Problem: Could you reproduce the listing word for word from its beginning through the line containing "identify all the", including that line but leaving out the pictures?

Listed records:
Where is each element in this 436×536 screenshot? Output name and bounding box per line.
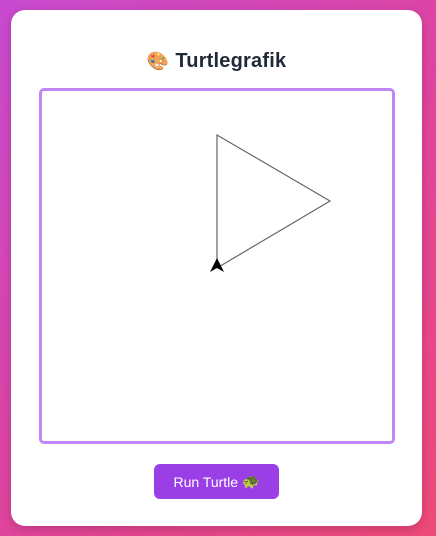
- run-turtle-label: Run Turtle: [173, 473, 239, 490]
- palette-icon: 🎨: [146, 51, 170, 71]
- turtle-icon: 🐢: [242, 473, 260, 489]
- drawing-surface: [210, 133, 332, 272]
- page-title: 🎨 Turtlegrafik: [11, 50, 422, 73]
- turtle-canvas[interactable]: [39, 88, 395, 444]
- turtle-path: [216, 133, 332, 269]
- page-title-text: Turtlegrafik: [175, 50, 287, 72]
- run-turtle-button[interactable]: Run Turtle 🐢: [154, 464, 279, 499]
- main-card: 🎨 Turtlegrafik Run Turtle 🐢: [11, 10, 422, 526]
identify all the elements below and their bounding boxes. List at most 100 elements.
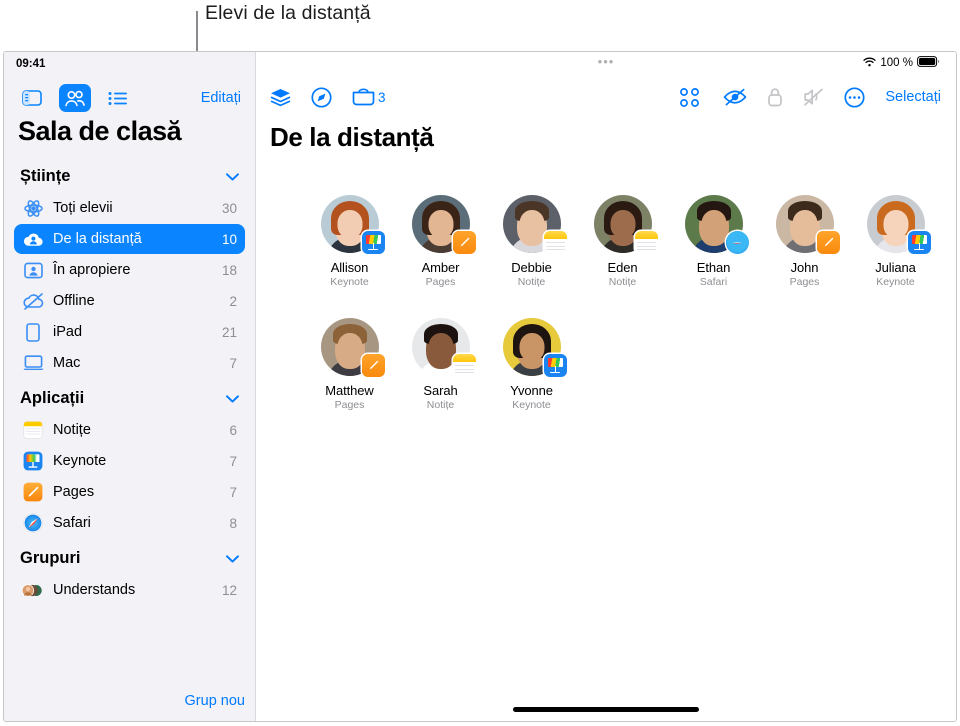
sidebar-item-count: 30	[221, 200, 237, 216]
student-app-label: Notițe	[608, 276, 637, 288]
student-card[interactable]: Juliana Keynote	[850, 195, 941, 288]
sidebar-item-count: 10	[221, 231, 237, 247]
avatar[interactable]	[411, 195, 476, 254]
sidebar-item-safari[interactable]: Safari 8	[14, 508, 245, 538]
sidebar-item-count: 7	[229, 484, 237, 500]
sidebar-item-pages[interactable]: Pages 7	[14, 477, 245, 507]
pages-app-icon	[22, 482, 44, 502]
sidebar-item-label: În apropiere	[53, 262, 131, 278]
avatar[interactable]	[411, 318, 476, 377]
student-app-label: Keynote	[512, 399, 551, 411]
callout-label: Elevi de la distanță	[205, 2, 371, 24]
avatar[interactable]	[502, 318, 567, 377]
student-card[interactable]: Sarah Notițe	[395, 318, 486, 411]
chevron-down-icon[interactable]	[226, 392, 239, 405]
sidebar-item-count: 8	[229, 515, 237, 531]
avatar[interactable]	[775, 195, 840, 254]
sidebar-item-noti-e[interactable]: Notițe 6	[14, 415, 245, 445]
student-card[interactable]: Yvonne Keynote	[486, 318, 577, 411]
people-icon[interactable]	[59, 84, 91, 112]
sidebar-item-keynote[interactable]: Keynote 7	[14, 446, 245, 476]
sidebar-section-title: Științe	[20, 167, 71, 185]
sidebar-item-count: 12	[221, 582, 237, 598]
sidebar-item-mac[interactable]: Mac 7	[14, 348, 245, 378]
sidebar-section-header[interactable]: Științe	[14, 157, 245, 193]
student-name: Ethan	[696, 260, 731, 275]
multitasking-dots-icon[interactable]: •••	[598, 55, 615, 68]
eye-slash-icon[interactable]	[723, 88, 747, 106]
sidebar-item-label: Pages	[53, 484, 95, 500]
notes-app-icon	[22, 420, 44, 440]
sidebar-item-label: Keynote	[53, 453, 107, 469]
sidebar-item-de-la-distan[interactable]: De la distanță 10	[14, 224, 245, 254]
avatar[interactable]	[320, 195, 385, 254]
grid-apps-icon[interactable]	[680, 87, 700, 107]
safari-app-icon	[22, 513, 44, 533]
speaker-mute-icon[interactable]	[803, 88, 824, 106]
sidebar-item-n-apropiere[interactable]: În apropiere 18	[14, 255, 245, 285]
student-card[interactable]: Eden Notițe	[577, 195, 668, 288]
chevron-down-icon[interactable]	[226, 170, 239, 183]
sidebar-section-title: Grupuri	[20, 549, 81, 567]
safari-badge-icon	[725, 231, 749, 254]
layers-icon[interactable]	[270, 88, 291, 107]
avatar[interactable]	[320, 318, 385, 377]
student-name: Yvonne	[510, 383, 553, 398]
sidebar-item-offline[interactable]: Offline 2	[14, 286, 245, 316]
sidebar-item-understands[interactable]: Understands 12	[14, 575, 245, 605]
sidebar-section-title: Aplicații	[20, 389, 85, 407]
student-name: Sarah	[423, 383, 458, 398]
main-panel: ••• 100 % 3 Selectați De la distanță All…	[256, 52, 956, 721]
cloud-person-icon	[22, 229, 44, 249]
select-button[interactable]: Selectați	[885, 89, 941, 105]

Answer to this exercise:
Where is each element in this 436×536 screenshot? Output name and bounding box per line.
- run-turtle-label: Run Turtle: [173, 473, 239, 490]
- palette-icon: 🎨: [146, 51, 170, 71]
- turtle-icon: 🐢: [242, 473, 260, 489]
- drawing-surface: [210, 133, 332, 272]
- page-title: 🎨 Turtlegrafik: [11, 50, 422, 73]
- turtle-canvas[interactable]: [39, 88, 395, 444]
- turtle-path: [216, 133, 332, 269]
- page-title-text: Turtlegrafik: [175, 50, 287, 72]
- run-turtle-button[interactable]: Run Turtle 🐢: [154, 464, 279, 499]
- main-card: 🎨 Turtlegrafik Run Turtle 🐢: [11, 10, 422, 526]
identify all the elements below and their bounding boxes. List at most 100 elements.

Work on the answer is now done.